Copy out all lines with the word "ylabel" in them.

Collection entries
::::::

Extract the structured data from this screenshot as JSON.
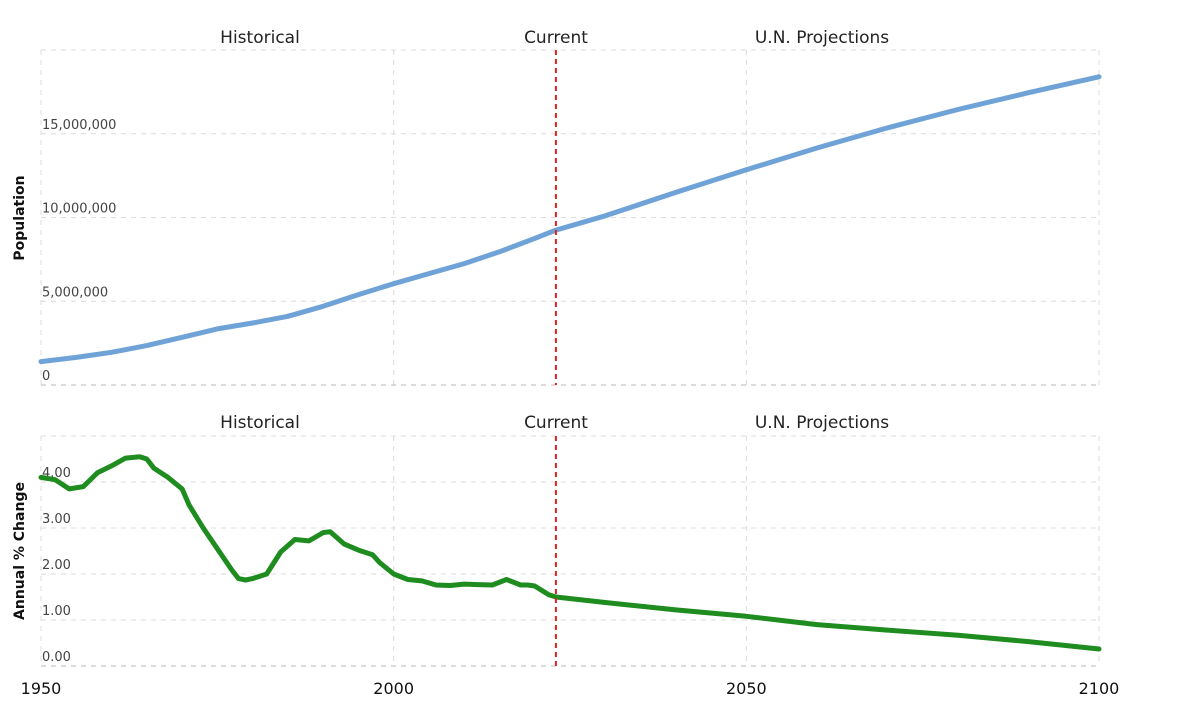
{
  "chart_data": [
    {
      "type": "line",
      "ylabel": "Population",
      "xlim": [
        1950,
        2100
      ],
      "ylim": [
        0,
        20000000
      ],
      "ytick_labels": [
        "0",
        "5,000,000",
        "10,000,000",
        "15,000,000"
      ],
      "section_labels": [
        "Historical",
        "Current",
        "U.N. Projections"
      ],
      "current_year": 2023,
      "series": [
        {
          "name": "Population",
          "color": "#6fa3d8",
          "x": [
            1950,
            1955,
            1960,
            1965,
            1970,
            1975,
            1980,
            1985,
            1990,
            1995,
            2000,
            2005,
            2010,
            2015,
            2020,
            2023,
            2030,
            2040,
            2050,
            2060,
            2070,
            2080,
            2090,
            2100
          ],
          "values": [
            1400000,
            1650000,
            1950000,
            2350000,
            2850000,
            3350000,
            3700000,
            4100000,
            4700000,
            5400000,
            6050000,
            6650000,
            7250000,
            7950000,
            8750000,
            9250000,
            10100000,
            11500000,
            12850000,
            14150000,
            15350000,
            16450000,
            17450000,
            18400000
          ]
        }
      ]
    },
    {
      "type": "line",
      "ylabel": "Annual % Change",
      "xlim": [
        1950,
        2100
      ],
      "ylim": [
        0,
        5
      ],
      "ytick_labels": [
        "0.00",
        "1.00",
        "2.00",
        "3.00",
        "4.00"
      ],
      "xtick_labels": [
        "1950",
        "2000",
        "2050",
        "2100"
      ],
      "section_labels": [
        "Historical",
        "Current",
        "U.N. Projections"
      ],
      "current_year": 2023,
      "series": [
        {
          "name": "Annual % Change",
          "color": "#1f8c1f",
          "x": [
            1950,
            1952,
            1954,
            1956,
            1958,
            1960,
            1962,
            1964,
            1965,
            1966,
            1968,
            1970,
            1971,
            1973,
            1975,
            1977,
            1978,
            1979,
            1980,
            1982,
            1984,
            1986,
            1988,
            1990,
            1991,
            1993,
            1995,
            1997,
            1998,
            2000,
            2002,
            2004,
            2006,
            2008,
            2010,
            2012,
            2014,
            2016,
            2018,
            2019,
            2020,
            2022,
            2023,
            2030,
            2040,
            2050,
            2060,
            2070,
            2080,
            2090,
            2100
          ],
          "values": [
            4.1,
            4.05,
            3.85,
            3.9,
            4.2,
            4.35,
            4.52,
            4.55,
            4.5,
            4.3,
            4.1,
            3.85,
            3.5,
            3.0,
            2.55,
            2.1,
            1.9,
            1.87,
            1.9,
            2.0,
            2.48,
            2.75,
            2.72,
            2.9,
            2.92,
            2.65,
            2.52,
            2.42,
            2.25,
            2.0,
            1.88,
            1.85,
            1.76,
            1.75,
            1.78,
            1.77,
            1.76,
            1.88,
            1.76,
            1.76,
            1.74,
            1.55,
            1.5,
            1.38,
            1.22,
            1.08,
            0.9,
            0.78,
            0.67,
            0.53,
            0.37
          ]
        }
      ]
    }
  ]
}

::::::

= COMPLETE OUTPUT =
      "ylabel": "Population",
      "ylabel": "Annual % Change",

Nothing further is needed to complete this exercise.